# Data rows start

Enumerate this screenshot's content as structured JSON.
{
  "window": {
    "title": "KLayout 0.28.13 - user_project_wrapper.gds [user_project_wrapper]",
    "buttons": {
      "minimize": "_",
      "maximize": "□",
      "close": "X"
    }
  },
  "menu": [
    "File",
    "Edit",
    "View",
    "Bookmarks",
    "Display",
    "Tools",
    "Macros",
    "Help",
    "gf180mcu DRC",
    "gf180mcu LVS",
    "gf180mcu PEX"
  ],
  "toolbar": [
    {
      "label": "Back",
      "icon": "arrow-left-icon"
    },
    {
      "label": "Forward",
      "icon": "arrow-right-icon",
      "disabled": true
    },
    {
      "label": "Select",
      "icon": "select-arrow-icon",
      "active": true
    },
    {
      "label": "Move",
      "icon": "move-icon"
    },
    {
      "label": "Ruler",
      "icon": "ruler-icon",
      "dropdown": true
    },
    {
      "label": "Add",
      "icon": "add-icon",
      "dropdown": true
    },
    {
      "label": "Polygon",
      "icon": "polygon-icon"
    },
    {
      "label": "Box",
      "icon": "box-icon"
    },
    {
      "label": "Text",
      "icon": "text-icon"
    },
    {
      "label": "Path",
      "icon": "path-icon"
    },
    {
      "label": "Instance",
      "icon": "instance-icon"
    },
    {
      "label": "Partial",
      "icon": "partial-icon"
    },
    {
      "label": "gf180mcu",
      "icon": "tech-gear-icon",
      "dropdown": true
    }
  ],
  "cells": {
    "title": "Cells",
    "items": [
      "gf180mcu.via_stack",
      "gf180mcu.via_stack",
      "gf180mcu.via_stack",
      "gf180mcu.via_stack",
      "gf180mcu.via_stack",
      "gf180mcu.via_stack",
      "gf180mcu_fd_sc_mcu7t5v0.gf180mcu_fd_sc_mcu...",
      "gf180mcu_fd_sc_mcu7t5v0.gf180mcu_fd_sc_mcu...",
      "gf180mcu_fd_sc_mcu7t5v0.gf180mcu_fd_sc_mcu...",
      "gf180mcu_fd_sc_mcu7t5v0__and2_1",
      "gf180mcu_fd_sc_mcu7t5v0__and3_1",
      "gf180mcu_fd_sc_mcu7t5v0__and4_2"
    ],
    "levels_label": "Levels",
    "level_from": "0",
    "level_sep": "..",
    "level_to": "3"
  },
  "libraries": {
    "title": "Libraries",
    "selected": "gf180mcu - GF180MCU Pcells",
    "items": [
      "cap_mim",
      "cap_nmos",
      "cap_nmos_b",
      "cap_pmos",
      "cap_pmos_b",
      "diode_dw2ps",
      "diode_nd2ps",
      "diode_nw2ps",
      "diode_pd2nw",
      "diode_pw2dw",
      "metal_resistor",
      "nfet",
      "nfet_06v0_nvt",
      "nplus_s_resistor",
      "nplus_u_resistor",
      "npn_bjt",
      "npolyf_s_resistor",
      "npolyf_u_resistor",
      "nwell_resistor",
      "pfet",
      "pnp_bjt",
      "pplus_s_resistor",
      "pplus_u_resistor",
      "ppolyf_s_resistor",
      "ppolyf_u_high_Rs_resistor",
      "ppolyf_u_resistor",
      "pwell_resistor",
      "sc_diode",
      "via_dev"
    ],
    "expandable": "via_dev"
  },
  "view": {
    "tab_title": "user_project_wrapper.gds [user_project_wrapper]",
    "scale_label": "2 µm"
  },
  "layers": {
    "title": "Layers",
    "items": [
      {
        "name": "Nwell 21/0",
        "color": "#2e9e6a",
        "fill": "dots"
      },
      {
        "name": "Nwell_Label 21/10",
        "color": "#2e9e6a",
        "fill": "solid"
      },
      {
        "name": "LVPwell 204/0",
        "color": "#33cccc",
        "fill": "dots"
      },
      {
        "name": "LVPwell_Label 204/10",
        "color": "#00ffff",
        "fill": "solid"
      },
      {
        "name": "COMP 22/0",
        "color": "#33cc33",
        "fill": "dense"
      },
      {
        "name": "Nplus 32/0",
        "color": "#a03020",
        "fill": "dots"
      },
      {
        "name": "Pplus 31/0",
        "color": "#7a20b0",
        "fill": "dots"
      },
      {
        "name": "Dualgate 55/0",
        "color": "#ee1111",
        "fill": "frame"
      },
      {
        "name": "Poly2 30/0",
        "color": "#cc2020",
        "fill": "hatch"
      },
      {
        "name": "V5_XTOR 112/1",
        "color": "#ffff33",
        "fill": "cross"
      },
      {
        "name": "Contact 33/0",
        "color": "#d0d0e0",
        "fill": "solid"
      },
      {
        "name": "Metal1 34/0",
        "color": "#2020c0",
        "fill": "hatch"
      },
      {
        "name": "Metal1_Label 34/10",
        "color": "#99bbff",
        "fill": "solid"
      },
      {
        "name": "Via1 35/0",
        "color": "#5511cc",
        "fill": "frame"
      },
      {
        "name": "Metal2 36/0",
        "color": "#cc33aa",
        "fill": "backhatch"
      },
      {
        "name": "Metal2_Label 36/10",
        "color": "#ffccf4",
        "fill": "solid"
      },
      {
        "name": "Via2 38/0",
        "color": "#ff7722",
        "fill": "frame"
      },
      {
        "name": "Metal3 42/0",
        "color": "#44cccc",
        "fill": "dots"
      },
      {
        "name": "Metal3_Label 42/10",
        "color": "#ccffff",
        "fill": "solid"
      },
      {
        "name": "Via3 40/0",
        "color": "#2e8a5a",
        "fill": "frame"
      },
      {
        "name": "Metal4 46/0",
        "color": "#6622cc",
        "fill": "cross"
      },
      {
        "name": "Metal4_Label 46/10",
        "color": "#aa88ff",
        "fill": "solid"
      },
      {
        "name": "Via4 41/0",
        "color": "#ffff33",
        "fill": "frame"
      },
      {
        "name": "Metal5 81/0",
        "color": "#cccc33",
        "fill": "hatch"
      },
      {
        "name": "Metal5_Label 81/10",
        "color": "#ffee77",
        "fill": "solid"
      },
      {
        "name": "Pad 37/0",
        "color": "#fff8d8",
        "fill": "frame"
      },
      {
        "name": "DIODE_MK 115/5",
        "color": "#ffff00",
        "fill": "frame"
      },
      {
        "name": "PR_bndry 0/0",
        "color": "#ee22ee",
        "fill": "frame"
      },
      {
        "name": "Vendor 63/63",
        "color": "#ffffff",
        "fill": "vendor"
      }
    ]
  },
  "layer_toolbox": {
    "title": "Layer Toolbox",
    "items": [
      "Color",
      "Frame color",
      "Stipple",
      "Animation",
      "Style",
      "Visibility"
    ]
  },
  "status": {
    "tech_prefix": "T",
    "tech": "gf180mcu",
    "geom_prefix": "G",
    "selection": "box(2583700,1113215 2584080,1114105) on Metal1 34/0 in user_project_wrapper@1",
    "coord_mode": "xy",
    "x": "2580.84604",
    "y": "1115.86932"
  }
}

# Data rows end

- **To do**
Return the whole listing exactly.

- **Response**
Enumerate this screenshot's content as structured JSON.
{
  "window": {
    "title": "KLayout 0.28.13 - user_project_wrapper.gds [user_project_wrapper]",
    "buttons": {
      "minimize": "_",
      "maximize": "□",
      "close": "X"
    }
  },
  "menu": [
    "File",
    "Edit",
    "View",
    "Bookmarks",
    "Display",
    "Tools",
    "Macros",
    "Help",
    "gf180mcu DRC",
    "gf180mcu LVS",
    "gf180mcu PEX"
  ],
  "toolbar": [
    {
      "label": "Back",
      "icon": "arrow-left-icon"
    },
    {
      "label": "Forward",
      "icon": "arrow-right-icon",
      "disabled": true
    },
    {
      "label": "Select",
      "icon": "select-arrow-icon",
      "active": true
    },
    {
      "label": "Move",
      "icon": "move-icon"
    },
    {
      "label": "Ruler",
      "icon": "ruler-icon",
      "dropdown": true
    },
    {
      "label": "Add",
      "icon": "add-icon",
      "dropdown": true
    },
    {
      "label": "Polygon",
      "icon": "polygon-icon"
    },
    {
      "label": "Box",
      "icon": "box-icon"
    },
    {
      "label": "Text",
      "icon": "text-icon"
    },
    {
      "label": "Path",
      "icon": "path-icon"
    },
    {
      "label": "Instance",
      "icon": "instance-icon"
    },
    {
      "label": "Partial",
      "icon": "partial-icon"
    },
    {
      "label": "gf180mcu",
      "icon": "tech-gear-icon",
      "dropdown": true
    }
  ],
  "cells": {
    "title": "Cells",
    "items": [
      "gf180mcu.via_stack",
      "gf180mcu.via_stack",
      "gf180mcu.via_stack",
      "gf180mcu.via_stack",
      "gf180mcu.via_stack",
      "gf180mcu.via_stack",
      "gf180mcu_fd_sc_mcu7t5v0.gf180mcu_fd_sc_mcu...",
      "gf180mcu_fd_sc_mcu7t5v0.gf180mcu_fd_sc_mcu...",
      "gf180mcu_fd_sc_mcu7t5v0.gf180mcu_fd_sc_mcu...",
      "gf180mcu_fd_sc_mcu7t5v0__and2_1",
      "gf180mcu_fd_sc_mcu7t5v0__and3_1",
      "gf180mcu_fd_sc_mcu7t5v0__and4_2"
    ],
    "levels_label": "Levels",
    "level_from": "0",
    "level_sep": "..",
    "level_to": "3"
  },
  "libraries": {
    "title": "Libraries",
    "selected": "gf180mcu - GF180MCU Pcells",
    "items": [
      "cap_mim",
      "cap_nmos",
      "cap_nmos_b",
      "cap_pmos",
      "cap_pmos_b",
      "diode_dw2ps",
      "diode_nd2ps",
      "diode_nw2ps",
      "diode_pd2nw",
      "diode_pw2dw",
      "metal_resistor",
      "nfet",
      "nfet_06v0_nvt",
      "nplus_s_resistor",
      "nplus_u_resistor",
      "npn_bjt",
      "npolyf_s_resistor",
      "npolyf_u_resistor",
      "nwell_resistor",
      "pfet",
      "pnp_bjt",
      "pplus_s_resistor",
      "pplus_u_resistor",
      "ppolyf_s_resistor",
      "ppolyf_u_high_Rs_resistor",
      "ppolyf_u_resistor",
      "pwell_resistor",
      "sc_diode",
      "via_dev"
    ],
    "expandable": "via_dev"
  },
  "view": {
    "tab_title": "user_project_wrapper.gds [user_project_wrapper]",
    "scale_label": "2 µm"
  },
  "layers": {
    "title": "Layers",
    "items": [
      {
        "name": "Nwell 21/0",
        "color": "#2e9e6a",
        "fill": "dots"
      },
      {
        "name": "Nwell_Label 21/10",
        "color": "#2e9e6a",
        "fill": "solid"
      },
      {
        "name": "LVPwell 204/0",
        "color": "#33cccc",
        "fill": "dots"
      },
      {
        "name": "LVPwell_Label 204/10",
        "color": "#00ffff",
        "fill": "solid"
      },
      {
        "name": "COMP 22/0",
        "color": "#33cc33",
        "fill": "dense"
      },
      {
        "name": "Nplus 32/0",
        "color": "#a03020",
        "fill": "dots"
      },
      {
        "name": "Pplus 31/0",
        "color": "#7a20b0",
        "fill": "dots"
      },
      {
        "name": "Dualgate 55/0",
        "color": "#ee1111",
        "fill": "frame"
      },
      {
        "name": "Poly2 30/0",
        "color": "#cc2020",
        "fill": "hatch"
      },
      {
        "name": "V5_XTOR 112/1",
        "color": "#ffff33",
        "fill": "cross"
      },
      {
        "name": "Contact 33/0",
        "color": "#d0d0e0",
        "fill": "solid"
      },
      {
        "name": "Metal1 34/0",
        "color": "#2020c0",
        "fill": "hatch"
      },
      {
        "name": "Metal1_Label 34/10",
        "color": "#99bbff",
        "fill": "solid"
      },
      {
        "name": "Via1 35/0",
        "color": "#5511cc",
        "fill": "frame"
      },
      {
        "name": "Metal2 36/0",
        "color": "#cc33aa",
        "fill": "backhatch"
      },
      {
        "name": "Metal2_Label 36/10",
        "color": "#ffccf4",
        "fill": "solid"
      },
      {
        "name": "Via2 38/0",
        "color": "#ff7722",
        "fill": "frame"
      },
      {
        "name": "Metal3 42/0",
        "color": "#44cccc",
        "fill": "dots"
      },
      {
        "name": "Metal3_Label 42/10",
        "color": "#ccffff",
        "fill": "solid"
      },
      {
        "name": "Via3 40/0",
        "color": "#2e8a5a",
        "fill": "frame"
      },
      {
        "name": "Metal4 46/0",
        "color": "#6622cc",
        "fill": "cross"
      },
      {
        "name": "Metal4_Label 46/10",
        "color": "#aa88ff",
        "fill": "solid"
      },
      {
        "name": "Via4 41/0",
        "color": "#ffff33",
        "fill": "frame"
      },
      {
        "name": "Metal5 81/0",
        "color": "#cccc33",
        "fill": "hatch"
      },
      {
        "name": "Metal5_Label 81/10",
        "color": "#ffee77",
        "fill": "solid"
      },
      {
        "name": "Pad 37/0",
        "color": "#fff8d8",
        "fill": "frame"
      },
      {
        "name": "DIODE_MK 115/5",
        "color": "#ffff00",
        "fill": "frame"
      },
      {
        "name": "PR_bndry 0/0",
        "color": "#ee22ee",
        "fill": "frame"
      },
      {
        "name": "Vendor 63/63",
        "color": "#ffffff",
        "fill": "vendor"
      }
    ]
  },
  "layer_toolbox": {
    "title": "Layer Toolbox",
    "items": [
      "Color",
      "Frame color",
      "Stipple",
      "Animation",
      "Style",
      "Visibility"
    ]
  },
  "status": {
    "tech_prefix": "T",
    "tech": "gf180mcu",
    "geom_prefix": "G",
    "selection": "box(2583700,1113215 2584080,1114105) on Metal1 34/0 in user_project_wrapper@1",
    "coord_mode": "xy",
    "x": "2580.84604",
    "y": "1115.86932"
  }
}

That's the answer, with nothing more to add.